What this task involves:
Retype the records below exactly as they appear, but leave out any pictures.

Material for this task:
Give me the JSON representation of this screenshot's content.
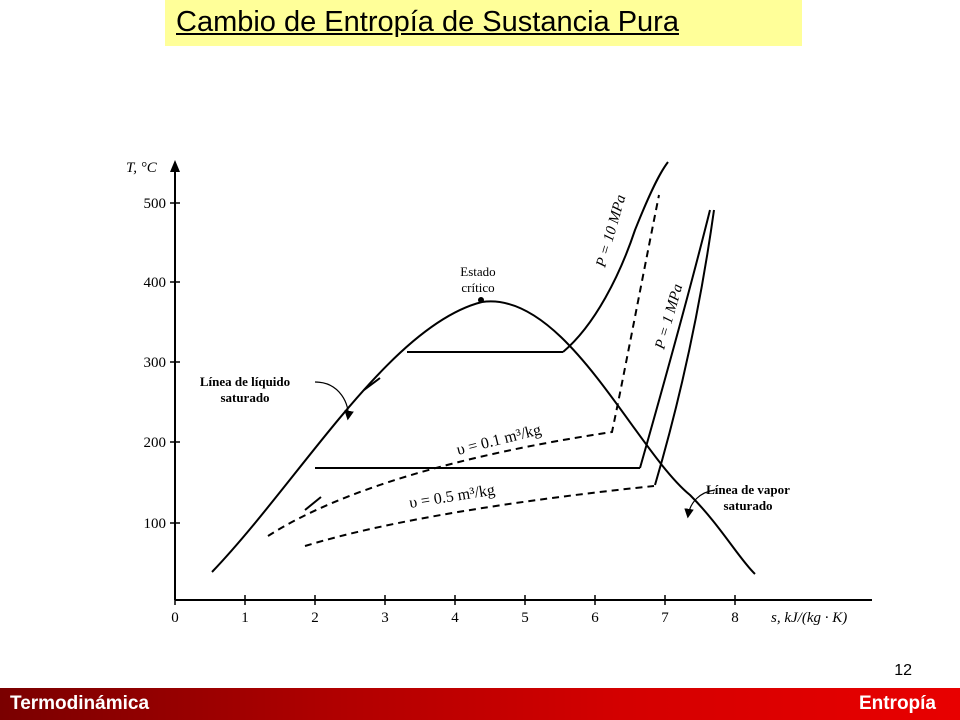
{
  "slide": {
    "title": "Cambio de Entropía de Sustancia Pura",
    "page_number": "12",
    "footer_left": "Termodinámica",
    "footer_right": "Entropía"
  },
  "colors": {
    "title_bg": "#ffff99",
    "footer_dark": "#7a0000",
    "footer_bright": "#e80000"
  },
  "diagram": {
    "y_axis_label": "T, °C",
    "x_axis_label": "s, kJ/(kg · K)",
    "x_ticks": [
      "0",
      "1",
      "2",
      "3",
      "4",
      "5",
      "6",
      "7",
      "8"
    ],
    "y_ticks": [
      "100",
      "200",
      "300",
      "400",
      "500"
    ],
    "critical_state": [
      "Estado",
      "crítico"
    ],
    "saturated_liquid": [
      "Línea de líquido",
      "saturado"
    ],
    "saturated_vapor": [
      "Línea de vapor",
      "saturado"
    ],
    "isobar_high": "P = 10 MPa",
    "isobar_low": "P = 1 MPa",
    "isochore_small": "υ = 0.1 m³/kg",
    "isochore_large": "υ = 0.5 m³/kg"
  }
}
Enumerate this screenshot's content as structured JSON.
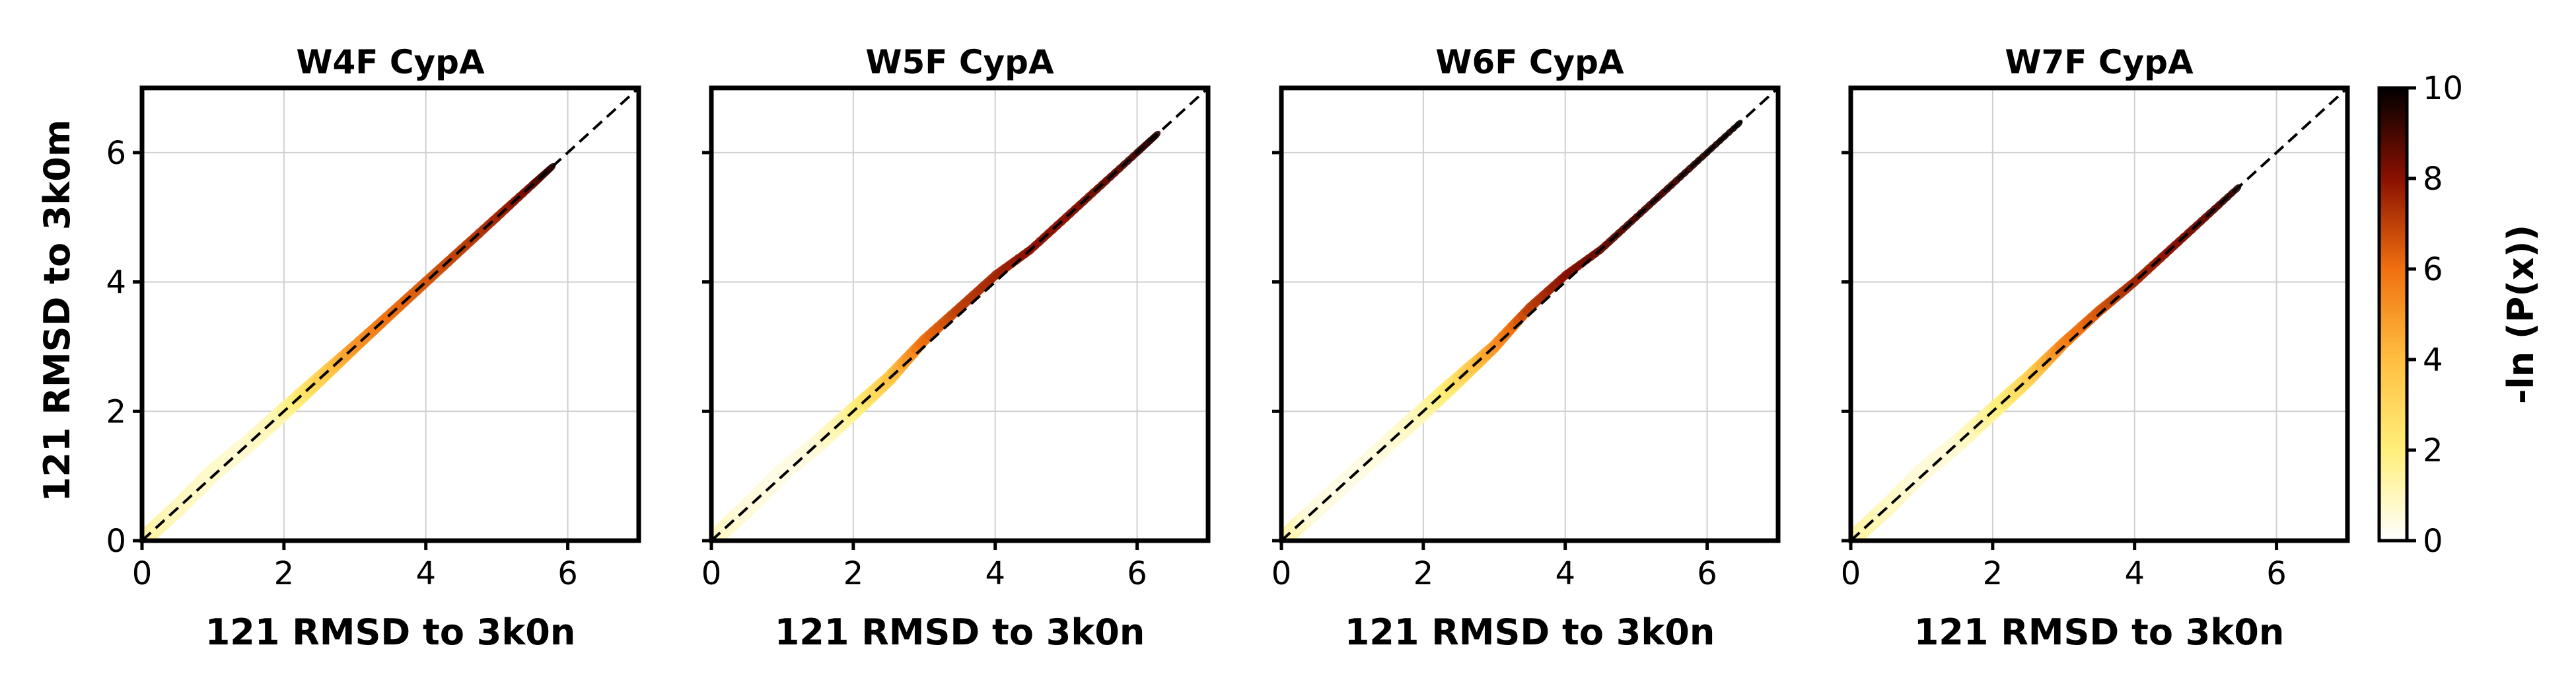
{
  "chart_data": {
    "type": "heatmap",
    "colormap": "afmhot_r",
    "diagonal_reference": {
      "style": "dashed",
      "color": "#000000",
      "from": [
        0,
        0
      ],
      "to": [
        7,
        7
      ]
    },
    "shared_y": true,
    "ylabel": "121 RMSD to 3k0m",
    "panels": [
      {
        "title": "W4F CypA",
        "xlabel": "121 RMSD to 3k0n",
        "xlim": [
          0,
          7
        ],
        "ylim": [
          0,
          7
        ],
        "xticks": [
          "0",
          "2",
          "4",
          "6"
        ],
        "yticks": [
          "0",
          "2",
          "4",
          "6"
        ],
        "grid": true,
        "density_band": [
          {
            "x": 0.1,
            "y": 0.1,
            "energy": 1.5
          },
          {
            "x": 0.5,
            "y": 0.5,
            "energy": 1.0
          },
          {
            "x": 1.0,
            "y": 1.05,
            "energy": 0.8
          },
          {
            "x": 1.5,
            "y": 1.5,
            "energy": 0.7
          },
          {
            "x": 2.0,
            "y": 2.0,
            "energy": 1.2
          },
          {
            "x": 2.5,
            "y": 2.5,
            "energy": 3.0
          },
          {
            "x": 3.0,
            "y": 3.0,
            "energy": 5.0
          },
          {
            "x": 3.5,
            "y": 3.5,
            "energy": 6.0
          },
          {
            "x": 4.0,
            "y": 4.0,
            "energy": 6.5
          },
          {
            "x": 4.5,
            "y": 4.5,
            "energy": 7.0
          },
          {
            "x": 5.0,
            "y": 5.0,
            "energy": 7.5
          },
          {
            "x": 5.5,
            "y": 5.5,
            "energy": 8.5
          },
          {
            "x": 5.8,
            "y": 5.8,
            "energy": 9.5
          }
        ]
      },
      {
        "title": "W5F CypA",
        "xlabel": "121 RMSD to 3k0n",
        "xlim": [
          0,
          7
        ],
        "ylim": [
          0,
          7
        ],
        "xticks": [
          "0",
          "2",
          "4",
          "6"
        ],
        "yticks": [
          "",
          "",
          "",
          ""
        ],
        "grid": true,
        "density_band": [
          {
            "x": 0.1,
            "y": 0.1,
            "energy": 1.0
          },
          {
            "x": 0.5,
            "y": 0.5,
            "energy": 0.6
          },
          {
            "x": 1.0,
            "y": 1.05,
            "energy": 0.4
          },
          {
            "x": 1.5,
            "y": 1.5,
            "energy": 0.5
          },
          {
            "x": 2.0,
            "y": 2.0,
            "energy": 1.5
          },
          {
            "x": 2.5,
            "y": 2.5,
            "energy": 3.5
          },
          {
            "x": 3.0,
            "y": 3.1,
            "energy": 6.0
          },
          {
            "x": 3.5,
            "y": 3.6,
            "energy": 7.0
          },
          {
            "x": 4.0,
            "y": 4.1,
            "energy": 7.5
          },
          {
            "x": 4.5,
            "y": 4.5,
            "energy": 8.0
          },
          {
            "x": 5.0,
            "y": 5.0,
            "energy": 8.0
          },
          {
            "x": 5.5,
            "y": 5.5,
            "energy": 8.5
          },
          {
            "x": 6.0,
            "y": 6.0,
            "energy": 9.0
          },
          {
            "x": 6.3,
            "y": 6.3,
            "energy": 9.5
          }
        ]
      },
      {
        "title": "W6F CypA",
        "xlabel": "121 RMSD to 3k0n",
        "xlim": [
          0,
          7
        ],
        "ylim": [
          0,
          7
        ],
        "xticks": [
          "0",
          "2",
          "4",
          "6"
        ],
        "yticks": [
          "",
          "",
          "",
          ""
        ],
        "grid": true,
        "density_band": [
          {
            "x": 0.1,
            "y": 0.1,
            "energy": 1.5
          },
          {
            "x": 0.5,
            "y": 0.5,
            "energy": 0.5
          },
          {
            "x": 1.0,
            "y": 1.0,
            "energy": 0.4
          },
          {
            "x": 1.5,
            "y": 1.5,
            "energy": 0.5
          },
          {
            "x": 2.0,
            "y": 2.0,
            "energy": 1.0
          },
          {
            "x": 2.5,
            "y": 2.5,
            "energy": 2.5
          },
          {
            "x": 3.0,
            "y": 3.0,
            "energy": 5.0
          },
          {
            "x": 3.5,
            "y": 3.6,
            "energy": 7.0
          },
          {
            "x": 4.0,
            "y": 4.1,
            "energy": 8.0
          },
          {
            "x": 4.5,
            "y": 4.5,
            "energy": 8.5
          },
          {
            "x": 5.0,
            "y": 5.0,
            "energy": 9.0
          },
          {
            "x": 5.5,
            "y": 5.5,
            "energy": 9.0
          },
          {
            "x": 6.0,
            "y": 6.0,
            "energy": 9.5
          },
          {
            "x": 6.5,
            "y": 6.5,
            "energy": 9.8
          }
        ]
      },
      {
        "title": "W7F CypA",
        "xlabel": "121 RMSD to 3k0n",
        "xlim": [
          0,
          7
        ],
        "ylim": [
          0,
          7
        ],
        "xticks": [
          "0",
          "2",
          "4",
          "6"
        ],
        "yticks": [
          "",
          "",
          "",
          ""
        ],
        "grid": true,
        "density_band": [
          {
            "x": 0.1,
            "y": 0.1,
            "energy": 1.5
          },
          {
            "x": 0.5,
            "y": 0.5,
            "energy": 1.0
          },
          {
            "x": 1.0,
            "y": 1.05,
            "energy": 0.6
          },
          {
            "x": 1.5,
            "y": 1.5,
            "energy": 0.6
          },
          {
            "x": 2.0,
            "y": 2.0,
            "energy": 1.5
          },
          {
            "x": 2.5,
            "y": 2.5,
            "energy": 3.0
          },
          {
            "x": 3.0,
            "y": 3.05,
            "energy": 5.5
          },
          {
            "x": 3.5,
            "y": 3.55,
            "energy": 6.5
          },
          {
            "x": 4.0,
            "y": 4.0,
            "energy": 7.5
          },
          {
            "x": 4.5,
            "y": 4.5,
            "energy": 8.0
          },
          {
            "x": 5.0,
            "y": 5.0,
            "energy": 8.5
          },
          {
            "x": 5.5,
            "y": 5.5,
            "energy": 9.5
          }
        ]
      }
    ],
    "colorbar": {
      "label": "-ln (P(x))",
      "range": [
        0,
        10
      ],
      "ticks": [
        "0",
        "2",
        "4",
        "6",
        "8",
        "10"
      ]
    }
  }
}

The solution:
Give me the JSON representation of this screenshot's content.
{
  "slide": {
    "title": "Cambio de Entropía de Sustancia Pura",
    "page_number": "12",
    "footer_left": "Termodinámica",
    "footer_right": "Entropía"
  },
  "colors": {
    "title_bg": "#ffff99",
    "footer_dark": "#7a0000",
    "footer_bright": "#e80000"
  },
  "diagram": {
    "y_axis_label": "T, °C",
    "x_axis_label": "s, kJ/(kg · K)",
    "x_ticks": [
      "0",
      "1",
      "2",
      "3",
      "4",
      "5",
      "6",
      "7",
      "8"
    ],
    "y_ticks": [
      "100",
      "200",
      "300",
      "400",
      "500"
    ],
    "critical_state": [
      "Estado",
      "crítico"
    ],
    "saturated_liquid": [
      "Línea de líquido",
      "saturado"
    ],
    "saturated_vapor": [
      "Línea de vapor",
      "saturado"
    ],
    "isobar_high": "P = 10 MPa",
    "isobar_low": "P = 1 MPa",
    "isochore_small": "υ = 0.1 m³/kg",
    "isochore_large": "υ = 0.5 m³/kg"
  }
}
Enumerate this screenshot's content as structured JSON.
{
  "chart_data": {
    "type": "heatmap",
    "colormap": "afmhot_r",
    "diagonal_reference": {
      "style": "dashed",
      "color": "#000000",
      "from": [
        0,
        0
      ],
      "to": [
        7,
        7
      ]
    },
    "shared_y": true,
    "ylabel": "121 RMSD to 3k0m",
    "panels": [
      {
        "title": "W4F CypA",
        "xlabel": "121 RMSD to 3k0n",
        "xlim": [
          0,
          7
        ],
        "ylim": [
          0,
          7
        ],
        "xticks": [
          "0",
          "2",
          "4",
          "6"
        ],
        "yticks": [
          "0",
          "2",
          "4",
          "6"
        ],
        "grid": true,
        "density_band": [
          {
            "x": 0.1,
            "y": 0.1,
            "energy": 1.5
          },
          {
            "x": 0.5,
            "y": 0.5,
            "energy": 1.0
          },
          {
            "x": 1.0,
            "y": 1.05,
            "energy": 0.8
          },
          {
            "x": 1.5,
            "y": 1.5,
            "energy": 0.7
          },
          {
            "x": 2.0,
            "y": 2.0,
            "energy": 1.2
          },
          {
            "x": 2.5,
            "y": 2.5,
            "energy": 3.0
          },
          {
            "x": 3.0,
            "y": 3.0,
            "energy": 5.0
          },
          {
            "x": 3.5,
            "y": 3.5,
            "energy": 6.0
          },
          {
            "x": 4.0,
            "y": 4.0,
            "energy": 6.5
          },
          {
            "x": 4.5,
            "y": 4.5,
            "energy": 7.0
          },
          {
            "x": 5.0,
            "y": 5.0,
            "energy": 7.5
          },
          {
            "x": 5.5,
            "y": 5.5,
            "energy": 8.5
          },
          {
            "x": 5.8,
            "y": 5.8,
            "energy": 9.5
          }
        ]
      },
      {
        "title": "W5F CypA",
        "xlabel": "121 RMSD to 3k0n",
        "xlim": [
          0,
          7
        ],
        "ylim": [
          0,
          7
        ],
        "xticks": [
          "0",
          "2",
          "4",
          "6"
        ],
        "yticks": [
          "",
          "",
          "",
          ""
        ],
        "grid": true,
        "density_band": [
          {
            "x": 0.1,
            "y": 0.1,
            "energy": 1.0
          },
          {
            "x": 0.5,
            "y": 0.5,
            "energy": 0.6
          },
          {
            "x": 1.0,
            "y": 1.05,
            "energy": 0.4
          },
          {
            "x": 1.5,
            "y": 1.5,
            "energy": 0.5
          },
          {
            "x": 2.0,
            "y": 2.0,
            "energy": 1.5
          },
          {
            "x": 2.5,
            "y": 2.5,
            "energy": 3.5
          },
          {
            "x": 3.0,
            "y": 3.1,
            "energy": 6.0
          },
          {
            "x": 3.5,
            "y": 3.6,
            "energy": 7.0
          },
          {
            "x": 4.0,
            "y": 4.1,
            "energy": 7.5
          },
          {
            "x": 4.5,
            "y": 4.5,
            "energy": 8.0
          },
          {
            "x": 5.0,
            "y": 5.0,
            "energy": 8.0
          },
          {
            "x": 5.5,
            "y": 5.5,
            "energy": 8.5
          },
          {
            "x": 6.0,
            "y": 6.0,
            "energy": 9.0
          },
          {
            "x": 6.3,
            "y": 6.3,
            "energy": 9.5
          }
        ]
      },
      {
        "title": "W6F CypA",
        "xlabel": "121 RMSD to 3k0n",
        "xlim": [
          0,
          7
        ],
        "ylim": [
          0,
          7
        ],
        "xticks": [
          "0",
          "2",
          "4",
          "6"
        ],
        "yticks": [
          "",
          "",
          "",
          ""
        ],
        "grid": true,
        "density_band": [
          {
            "x": 0.1,
            "y": 0.1,
            "energy": 1.5
          },
          {
            "x": 0.5,
            "y": 0.5,
            "energy": 0.5
          },
          {
            "x": 1.0,
            "y": 1.0,
            "energy": 0.4
          },
          {
            "x": 1.5,
            "y": 1.5,
            "energy": 0.5
          },
          {
            "x": 2.0,
            "y": 2.0,
            "energy": 1.0
          },
          {
            "x": 2.5,
            "y": 2.5,
            "energy": 2.5
          },
          {
            "x": 3.0,
            "y": 3.0,
            "energy": 5.0
          },
          {
            "x": 3.5,
            "y": 3.6,
            "energy": 7.0
          },
          {
            "x": 4.0,
            "y": 4.1,
            "energy": 8.0
          },
          {
            "x": 4.5,
            "y": 4.5,
            "energy": 8.5
          },
          {
            "x": 5.0,
            "y": 5.0,
            "energy": 9.0
          },
          {
            "x": 5.5,
            "y": 5.5,
            "energy": 9.0
          },
          {
            "x": 6.0,
            "y": 6.0,
            "energy": 9.5
          },
          {
            "x": 6.5,
            "y": 6.5,
            "energy": 9.8
          }
        ]
      },
      {
        "title": "W7F CypA",
        "xlabel": "121 RMSD to 3k0n",
        "xlim": [
          0,
          7
        ],
        "ylim": [
          0,
          7
        ],
        "xticks": [
          "0",
          "2",
          "4",
          "6"
        ],
        "yticks": [
          "",
          "",
          "",
          ""
        ],
        "grid": true,
        "density_band": [
          {
            "x": 0.1,
            "y": 0.1,
            "energy": 1.5
          },
          {
            "x": 0.5,
            "y": 0.5,
            "energy": 1.0
          },
          {
            "x": 1.0,
            "y": 1.05,
            "energy": 0.6
          },
          {
            "x": 1.5,
            "y": 1.5,
            "energy": 0.6
          },
          {
            "x": 2.0,
            "y": 2.0,
            "energy": 1.5
          },
          {
            "x": 2.5,
            "y": 2.5,
            "energy": 3.0
          },
          {
            "x": 3.0,
            "y": 3.05,
            "energy": 5.5
          },
          {
            "x": 3.5,
            "y": 3.55,
            "energy": 6.5
          },
          {
            "x": 4.0,
            "y": 4.0,
            "energy": 7.5
          },
          {
            "x": 4.5,
            "y": 4.5,
            "energy": 8.0
          },
          {
            "x": 5.0,
            "y": 5.0,
            "energy": 8.5
          },
          {
            "x": 5.5,
            "y": 5.5,
            "energy": 9.5
          }
        ]
      }
    ],
    "colorbar": {
      "label": "-ln (P(x))",
      "range": [
        0,
        10
      ],
      "ticks": [
        "0",
        "2",
        "4",
        "6",
        "8",
        "10"
      ]
    }
  }
}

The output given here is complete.